Set exercise ▸
Copy out every one of the rows below word for word, leaving the pictures out of your answer.

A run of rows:
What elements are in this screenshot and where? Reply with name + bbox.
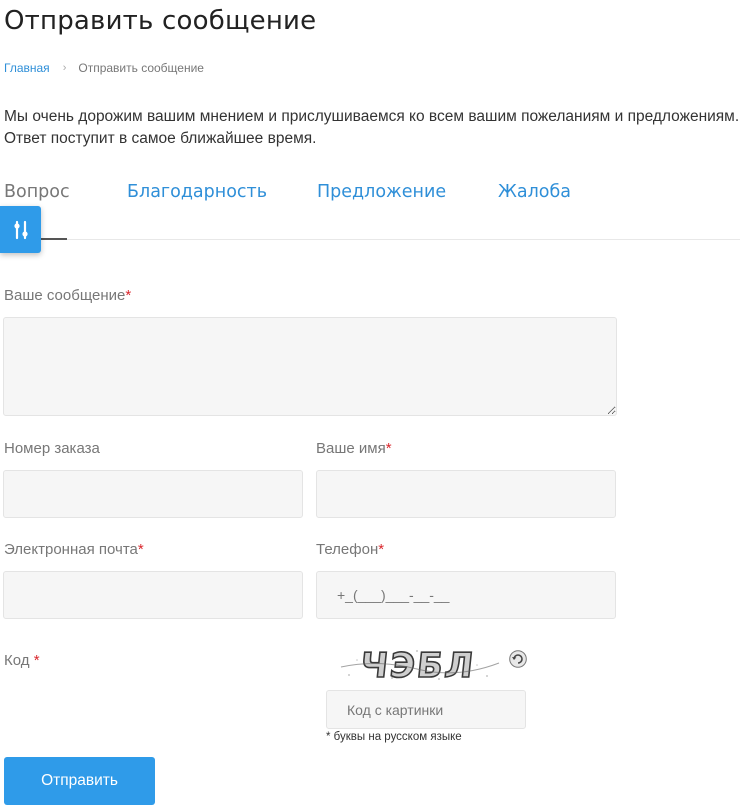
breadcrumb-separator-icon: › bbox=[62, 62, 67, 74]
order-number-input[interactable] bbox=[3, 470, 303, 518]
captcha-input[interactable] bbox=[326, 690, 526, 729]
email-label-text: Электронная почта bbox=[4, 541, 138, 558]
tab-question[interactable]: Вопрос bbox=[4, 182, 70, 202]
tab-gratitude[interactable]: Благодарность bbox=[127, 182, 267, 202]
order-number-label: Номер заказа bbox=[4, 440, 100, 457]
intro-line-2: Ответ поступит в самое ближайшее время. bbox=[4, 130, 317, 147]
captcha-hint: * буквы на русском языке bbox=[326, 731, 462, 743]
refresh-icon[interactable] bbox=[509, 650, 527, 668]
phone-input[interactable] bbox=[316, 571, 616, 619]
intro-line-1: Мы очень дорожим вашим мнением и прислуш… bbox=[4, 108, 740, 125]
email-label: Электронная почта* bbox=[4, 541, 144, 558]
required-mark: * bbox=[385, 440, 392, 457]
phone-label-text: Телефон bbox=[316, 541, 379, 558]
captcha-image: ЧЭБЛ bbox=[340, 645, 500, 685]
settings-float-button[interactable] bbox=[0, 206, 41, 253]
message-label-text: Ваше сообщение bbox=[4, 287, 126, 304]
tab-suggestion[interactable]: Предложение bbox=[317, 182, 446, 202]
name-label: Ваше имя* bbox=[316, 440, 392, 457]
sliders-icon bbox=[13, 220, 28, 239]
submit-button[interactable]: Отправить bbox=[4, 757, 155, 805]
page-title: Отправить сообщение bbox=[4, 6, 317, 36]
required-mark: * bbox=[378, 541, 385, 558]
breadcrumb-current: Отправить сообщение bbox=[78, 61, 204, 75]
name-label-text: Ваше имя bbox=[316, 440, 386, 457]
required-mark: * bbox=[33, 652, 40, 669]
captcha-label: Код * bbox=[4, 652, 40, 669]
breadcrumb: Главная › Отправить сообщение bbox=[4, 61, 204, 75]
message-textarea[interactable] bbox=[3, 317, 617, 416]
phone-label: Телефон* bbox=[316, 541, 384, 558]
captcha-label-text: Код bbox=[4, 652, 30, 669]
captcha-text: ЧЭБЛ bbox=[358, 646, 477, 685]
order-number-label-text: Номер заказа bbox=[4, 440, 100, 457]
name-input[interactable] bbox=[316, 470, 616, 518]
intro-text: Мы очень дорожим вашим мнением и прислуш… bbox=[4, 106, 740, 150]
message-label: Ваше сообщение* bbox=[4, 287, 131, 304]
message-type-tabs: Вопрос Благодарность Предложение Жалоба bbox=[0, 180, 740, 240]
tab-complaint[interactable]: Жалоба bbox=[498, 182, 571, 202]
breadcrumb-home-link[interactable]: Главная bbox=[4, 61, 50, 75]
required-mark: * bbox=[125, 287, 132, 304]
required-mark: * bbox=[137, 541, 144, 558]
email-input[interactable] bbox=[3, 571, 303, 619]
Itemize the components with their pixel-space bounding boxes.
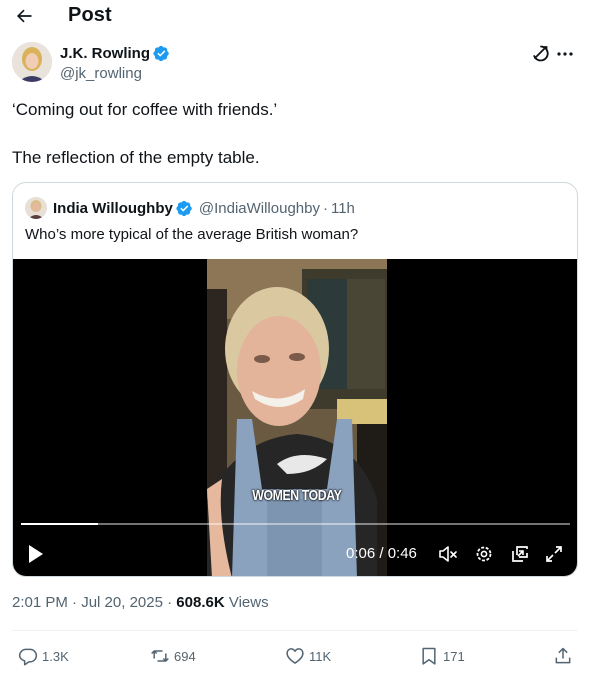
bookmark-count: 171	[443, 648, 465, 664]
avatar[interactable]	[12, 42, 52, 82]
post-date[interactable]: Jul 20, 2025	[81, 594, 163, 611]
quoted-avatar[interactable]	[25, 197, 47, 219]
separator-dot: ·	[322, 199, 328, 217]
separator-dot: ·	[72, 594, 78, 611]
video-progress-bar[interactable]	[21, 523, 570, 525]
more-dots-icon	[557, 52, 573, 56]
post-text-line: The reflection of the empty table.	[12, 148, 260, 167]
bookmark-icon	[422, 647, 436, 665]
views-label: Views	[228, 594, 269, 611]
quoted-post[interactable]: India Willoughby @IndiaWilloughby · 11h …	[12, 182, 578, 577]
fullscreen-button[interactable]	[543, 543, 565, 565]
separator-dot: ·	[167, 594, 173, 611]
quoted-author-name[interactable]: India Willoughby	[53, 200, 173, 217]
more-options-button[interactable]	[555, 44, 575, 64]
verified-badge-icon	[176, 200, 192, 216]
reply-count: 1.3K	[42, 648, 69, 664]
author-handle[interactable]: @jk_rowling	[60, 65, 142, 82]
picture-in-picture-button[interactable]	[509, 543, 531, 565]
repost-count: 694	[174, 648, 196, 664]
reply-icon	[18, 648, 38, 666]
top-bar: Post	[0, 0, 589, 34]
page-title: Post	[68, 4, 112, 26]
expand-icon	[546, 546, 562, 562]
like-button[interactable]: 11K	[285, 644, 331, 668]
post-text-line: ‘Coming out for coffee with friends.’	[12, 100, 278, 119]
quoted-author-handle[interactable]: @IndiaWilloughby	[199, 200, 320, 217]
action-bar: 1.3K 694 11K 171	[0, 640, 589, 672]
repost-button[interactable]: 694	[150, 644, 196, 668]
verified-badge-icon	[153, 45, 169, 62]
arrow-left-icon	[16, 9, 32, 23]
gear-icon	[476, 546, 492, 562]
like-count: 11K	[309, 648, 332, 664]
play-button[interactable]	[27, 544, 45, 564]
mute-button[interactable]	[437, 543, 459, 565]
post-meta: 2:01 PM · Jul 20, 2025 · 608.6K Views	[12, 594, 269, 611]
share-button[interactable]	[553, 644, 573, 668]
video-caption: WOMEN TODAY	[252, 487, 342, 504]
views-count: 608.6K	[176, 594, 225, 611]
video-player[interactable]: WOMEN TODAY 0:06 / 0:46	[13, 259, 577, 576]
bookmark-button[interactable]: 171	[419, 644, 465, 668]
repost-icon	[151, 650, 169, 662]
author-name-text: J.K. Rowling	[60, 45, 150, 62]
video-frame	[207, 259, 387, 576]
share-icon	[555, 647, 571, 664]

Solution to this task ▸
What elements are in this screenshot and where? Reply with name + bbox.
breadcrumb-separator-icon: › bbox=[62, 62, 67, 74]
order-number-input[interactable] bbox=[3, 470, 303, 518]
captcha-input[interactable] bbox=[326, 690, 526, 729]
email-label-text: Электронная почта bbox=[4, 541, 138, 558]
tab-question[interactable]: Вопрос bbox=[4, 182, 70, 202]
tab-gratitude[interactable]: Благодарность bbox=[127, 182, 267, 202]
order-number-label: Номер заказа bbox=[4, 440, 100, 457]
intro-line-2: Ответ поступит в самое ближайшее время. bbox=[4, 130, 317, 147]
captcha-hint: * буквы на русском языке bbox=[326, 731, 462, 743]
refresh-icon[interactable] bbox=[509, 650, 527, 668]
phone-input[interactable] bbox=[316, 571, 616, 619]
intro-line-1: Мы очень дорожим вашим мнением и прислуш… bbox=[4, 108, 740, 125]
email-label: Электронная почта* bbox=[4, 541, 144, 558]
required-mark: * bbox=[385, 440, 392, 457]
phone-label-text: Телефон bbox=[316, 541, 379, 558]
captcha-image: ЧЭБЛ bbox=[340, 645, 500, 685]
settings-float-button[interactable] bbox=[0, 206, 41, 253]
message-label-text: Ваше сообщение bbox=[4, 287, 126, 304]
tab-suggestion[interactable]: Предложение bbox=[317, 182, 446, 202]
name-label: Ваше имя* bbox=[316, 440, 392, 457]
sliders-icon bbox=[13, 220, 28, 239]
submit-button[interactable]: Отправить bbox=[4, 757, 155, 805]
page-title: Отправить сообщение bbox=[4, 6, 317, 36]
required-mark: * bbox=[378, 541, 385, 558]
breadcrumb-current: Отправить сообщение bbox=[78, 61, 204, 75]
name-label-text: Ваше имя bbox=[316, 440, 386, 457]
required-mark: * bbox=[33, 652, 40, 669]
captcha-label: Код * bbox=[4, 652, 40, 669]
breadcrumb: Главная › Отправить сообщение bbox=[4, 61, 204, 75]
message-textarea[interactable] bbox=[3, 317, 617, 416]
phone-label: Телефон* bbox=[316, 541, 384, 558]
captcha-label-text: Код bbox=[4, 652, 30, 669]
captcha-text: ЧЭБЛ bbox=[358, 646, 477, 685]
order-number-label-text: Номер заказа bbox=[4, 440, 100, 457]
name-input[interactable] bbox=[316, 470, 616, 518]
intro-text: Мы очень дорожим вашим мнением и прислуш… bbox=[4, 106, 740, 150]
message-label: Ваше сообщение* bbox=[4, 287, 131, 304]
message-type-tabs: Вопрос Благодарность Предложение Жалоба bbox=[0, 180, 740, 240]
tab-complaint[interactable]: Жалоба bbox=[498, 182, 571, 202]
breadcrumb-home-link[interactable]: Главная bbox=[4, 61, 50, 75]
required-mark: * bbox=[125, 287, 132, 304]
required-mark: * bbox=[137, 541, 144, 558]
email-input[interactable] bbox=[3, 571, 303, 619]
Itemize the components with their pixel-space bounding boxes.
bookmark-count: 171	[443, 648, 465, 664]
avatar[interactable]	[12, 42, 52, 82]
post-date[interactable]: Jul 20, 2025	[81, 594, 163, 611]
quoted-avatar[interactable]	[25, 197, 47, 219]
separator-dot: ·	[322, 199, 328, 217]
separator-dot: ·	[72, 594, 78, 611]
video-progress-bar[interactable]	[21, 523, 570, 525]
more-dots-icon	[557, 52, 573, 56]
post-text-line: The reflection of the empty table.	[12, 148, 260, 167]
bookmark-icon	[422, 647, 436, 665]
views-label: Views	[228, 594, 269, 611]
quoted-post[interactable]: India Willoughby @IndiaWilloughby · 11h …	[12, 182, 578, 577]
fullscreen-button[interactable]	[543, 543, 565, 565]
separator-dot: ·	[167, 594, 173, 611]
quoted-author-name[interactable]: India Willoughby	[53, 200, 173, 217]
more-options-button[interactable]	[555, 44, 575, 64]
verified-badge-icon	[176, 200, 192, 216]
reply-count: 1.3K	[42, 648, 69, 664]
author-handle[interactable]: @jk_rowling	[60, 65, 142, 82]
picture-in-picture-button[interactable]	[509, 543, 531, 565]
repost-count: 694	[174, 648, 196, 664]
reply-icon	[18, 648, 38, 666]
top-bar: Post	[0, 0, 589, 34]
page-title: Post	[68, 4, 112, 26]
expand-icon	[546, 546, 562, 562]
like-button[interactable]: 11K	[285, 644, 331, 668]
post-text-line: ‘Coming out for coffee with friends.’	[12, 100, 278, 119]
quoted-author-handle[interactable]: @IndiaWilloughby	[199, 200, 320, 217]
action-bar: 1.3K 694 11K 171	[0, 640, 589, 672]
repost-button[interactable]: 694	[150, 644, 196, 668]
verified-badge-icon	[153, 45, 169, 62]
arrow-left-icon	[16, 9, 32, 23]
gear-icon	[476, 546, 492, 562]
like-count: 11K	[309, 648, 332, 664]
play-button[interactable]	[27, 544, 45, 564]
mute-button[interactable]	[437, 543, 459, 565]
post-meta: 2:01 PM · Jul 20, 2025 · 608.6K Views	[12, 594, 269, 611]
share-button[interactable]	[553, 644, 573, 668]
video-caption: WOMEN TODAY	[252, 487, 342, 504]
views-count: 608.6K	[176, 594, 225, 611]
video-player[interactable]: WOMEN TODAY 0:06 / 0:46	[13, 259, 577, 576]
bookmark-button[interactable]: 171	[419, 644, 465, 668]
repost-icon	[151, 650, 169, 662]
author-name-text: J.K. Rowling	[60, 45, 150, 62]
video-frame	[207, 259, 387, 576]
share-icon	[555, 647, 571, 664]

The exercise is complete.